_Tareas_:
- a) Enumera todos los países que se nombran en el texto sobre la estatua de Belalcázar.
- b) Repite sin cambios el fragmento del texto sobre la estatua de Belalcázar que empieza con "Empacada hasta cuando" y sigue hasta "y el olvido.".

Una nueva oleada iconoclasta recorre el mundo. Originada por las protestas antirracistas desencadenadas en los Estados Unidos por el asesinato del ciudadano afro George Floyd, se ha extendido por países tan distantes entre sí como Francia, la Gran Bretaña y Australia. Teniendo en todos los casos el mismo blanco: las estatuas de quienes para los manifestantes encarnan de manera insultante el racismo y el colonialismo.
La ola también nos ha tocado, pero no bajo la forma de multitudes enardecidas sino de un tranquilo debate parlamentario promovido por el concejal Terry Hurtado, quien ha propuesto el derribo o la defenestración de la estatua de Sebastián de Belalcázar de Victorio Macho, inaugurada en 1937 con ocasión del cuarto centenario de la fundación de la ciudad que se cumplió un año antes.
Una propuesta rechazada rotundamente por Diego Martínez Lloreda en las páginas de este mismo diario, que ha dado lugar a defensas tan apasionadas como la de Lucas Restrepo en Las2Orillas y a rechazos tan matizados como el de William Ospina en El Espectador. Voces que, con todo y lo importante que son, me parecen sin embargo aisladas, dictadas más por la fuerza de las propias convicciones que por la existencia efectiva entre nosotros de un vigoroso movimiento de masas en contra de la perpetuación de las encarnaciones en mármol o en bronce de un pasado que resulta infame. Como ocurre ahora en los Estados Unidos.
Entre nosotros no está ocurriendo nada semejante y no solo por el confinamiento obligado por la pandemia. Pero aun así me siento obligado a responder la pregunta sobre qué hacemos con la estatua de Sebastián de Belalcázar. Yo creo que hay que mantenerla en pie, aunque eso sí empacada, como la habrían empacado Christo y Jeanne-Claude, hasta cuando la ciudadanía caleña decida si la deja donde está o la traslada a otro sitio.
Empacada hasta cuando esta misma ciudadanía elija un lugar, igual de emblemático, donde emplazar una escultura dedicada a Casilda Cundumí Dembelé. La indomable líder cimarrona que sirvió como esclava en los ingenios azucareros antes de rebelarse y darse a la fuga y que culminó 20 años de lucha contra la esclavitud derrotando el 14 de febrero de 1862, en las afueras de Palmira, al último ejército del Estado soberano del Cauca enviado por los señores esclavistas para someterla. Es lo menos que podemos hacer por quien durante tantos años hemos condenado al ostracismo y el olvido.

_Datos estructurados del análisis de la página_:
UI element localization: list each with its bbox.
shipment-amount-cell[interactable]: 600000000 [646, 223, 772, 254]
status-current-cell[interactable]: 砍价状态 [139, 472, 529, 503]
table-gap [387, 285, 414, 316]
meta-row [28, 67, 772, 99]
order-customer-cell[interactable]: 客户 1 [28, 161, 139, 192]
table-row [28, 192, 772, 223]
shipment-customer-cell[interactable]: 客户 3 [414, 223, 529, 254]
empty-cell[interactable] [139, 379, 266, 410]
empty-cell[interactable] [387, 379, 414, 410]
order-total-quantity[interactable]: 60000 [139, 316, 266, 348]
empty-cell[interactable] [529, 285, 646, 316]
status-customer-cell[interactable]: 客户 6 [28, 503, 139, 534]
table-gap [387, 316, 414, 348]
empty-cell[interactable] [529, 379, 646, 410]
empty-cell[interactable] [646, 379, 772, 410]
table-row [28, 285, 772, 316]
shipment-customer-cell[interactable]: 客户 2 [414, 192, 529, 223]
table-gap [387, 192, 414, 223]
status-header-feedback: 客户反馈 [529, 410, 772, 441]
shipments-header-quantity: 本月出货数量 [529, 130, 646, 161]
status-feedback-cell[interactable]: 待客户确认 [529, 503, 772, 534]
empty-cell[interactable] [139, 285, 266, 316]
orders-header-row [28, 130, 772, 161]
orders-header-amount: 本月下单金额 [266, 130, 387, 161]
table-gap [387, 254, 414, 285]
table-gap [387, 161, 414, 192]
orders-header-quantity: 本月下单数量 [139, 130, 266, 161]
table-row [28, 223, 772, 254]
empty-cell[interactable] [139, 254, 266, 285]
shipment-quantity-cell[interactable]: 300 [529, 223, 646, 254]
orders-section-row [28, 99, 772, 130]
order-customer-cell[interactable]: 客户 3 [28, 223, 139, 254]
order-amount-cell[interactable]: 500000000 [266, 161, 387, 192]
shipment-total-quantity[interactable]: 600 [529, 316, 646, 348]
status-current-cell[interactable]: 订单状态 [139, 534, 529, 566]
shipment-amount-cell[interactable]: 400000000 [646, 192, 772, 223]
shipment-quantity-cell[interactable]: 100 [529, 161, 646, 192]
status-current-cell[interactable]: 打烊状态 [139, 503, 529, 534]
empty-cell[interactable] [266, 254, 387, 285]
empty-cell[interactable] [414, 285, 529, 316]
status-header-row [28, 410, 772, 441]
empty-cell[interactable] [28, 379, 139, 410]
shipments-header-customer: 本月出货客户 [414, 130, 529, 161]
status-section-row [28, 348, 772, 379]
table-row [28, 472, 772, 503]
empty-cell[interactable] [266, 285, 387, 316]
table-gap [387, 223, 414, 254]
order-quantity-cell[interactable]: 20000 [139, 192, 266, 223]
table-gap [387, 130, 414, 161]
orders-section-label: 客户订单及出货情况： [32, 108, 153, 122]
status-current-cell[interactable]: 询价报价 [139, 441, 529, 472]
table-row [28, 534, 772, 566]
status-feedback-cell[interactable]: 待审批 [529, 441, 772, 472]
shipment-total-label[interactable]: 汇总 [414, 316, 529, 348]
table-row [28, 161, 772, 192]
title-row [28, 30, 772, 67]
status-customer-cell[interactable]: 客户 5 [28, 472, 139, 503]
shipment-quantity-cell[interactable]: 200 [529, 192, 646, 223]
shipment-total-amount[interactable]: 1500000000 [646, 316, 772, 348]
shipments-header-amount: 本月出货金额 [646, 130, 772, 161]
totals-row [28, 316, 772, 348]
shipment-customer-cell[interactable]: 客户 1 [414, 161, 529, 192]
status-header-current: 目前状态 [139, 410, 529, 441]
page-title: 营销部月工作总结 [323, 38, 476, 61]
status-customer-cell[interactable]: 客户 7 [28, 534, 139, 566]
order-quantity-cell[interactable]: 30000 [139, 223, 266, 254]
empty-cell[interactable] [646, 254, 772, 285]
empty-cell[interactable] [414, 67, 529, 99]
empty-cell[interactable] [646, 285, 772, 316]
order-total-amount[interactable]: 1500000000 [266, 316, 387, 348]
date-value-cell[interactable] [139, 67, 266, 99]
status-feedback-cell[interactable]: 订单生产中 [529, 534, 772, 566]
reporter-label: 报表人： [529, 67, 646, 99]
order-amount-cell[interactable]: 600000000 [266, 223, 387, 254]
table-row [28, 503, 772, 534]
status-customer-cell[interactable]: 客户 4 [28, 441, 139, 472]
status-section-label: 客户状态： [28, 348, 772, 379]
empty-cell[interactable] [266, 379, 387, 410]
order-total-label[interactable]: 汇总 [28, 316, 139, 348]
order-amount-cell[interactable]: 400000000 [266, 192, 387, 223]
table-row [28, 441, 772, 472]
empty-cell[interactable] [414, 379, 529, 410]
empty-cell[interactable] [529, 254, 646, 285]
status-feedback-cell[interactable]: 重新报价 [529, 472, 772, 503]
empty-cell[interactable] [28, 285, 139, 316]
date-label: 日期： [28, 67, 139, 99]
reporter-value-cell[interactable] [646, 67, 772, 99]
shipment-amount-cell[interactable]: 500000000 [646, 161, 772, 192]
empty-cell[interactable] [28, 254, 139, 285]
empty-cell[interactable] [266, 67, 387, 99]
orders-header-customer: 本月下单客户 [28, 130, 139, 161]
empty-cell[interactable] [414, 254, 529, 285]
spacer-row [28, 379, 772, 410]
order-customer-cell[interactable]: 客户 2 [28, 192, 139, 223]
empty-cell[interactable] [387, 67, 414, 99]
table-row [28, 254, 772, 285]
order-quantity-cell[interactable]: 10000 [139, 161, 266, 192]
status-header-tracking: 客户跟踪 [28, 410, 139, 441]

_Respuestas_:
- a) Estados Unidos, Francia, la Gran Bretaña y Australia.

- b)
Empacada hasta cuando esta misma ciudadanía elija un lugar, igual de emblemático, donde emplazar una escultura dedicada a Casilda Cundumí Dembelé. La indomable líder cimarrona que sirvió como esclava en los ingenios azucareros antes de rebelarse y darse a la fuga y que culminó 20 años de lucha contra la esclavitud derrotando el 14 de febrero de 1862, en las afueras de Palmira, al último ejército del Estado soberano del Cauca enviado por los señores esclavistas para someterla. Es lo menos que podemos hacer por quien durante tantos años hemos condenado al ostracismo y el olvido.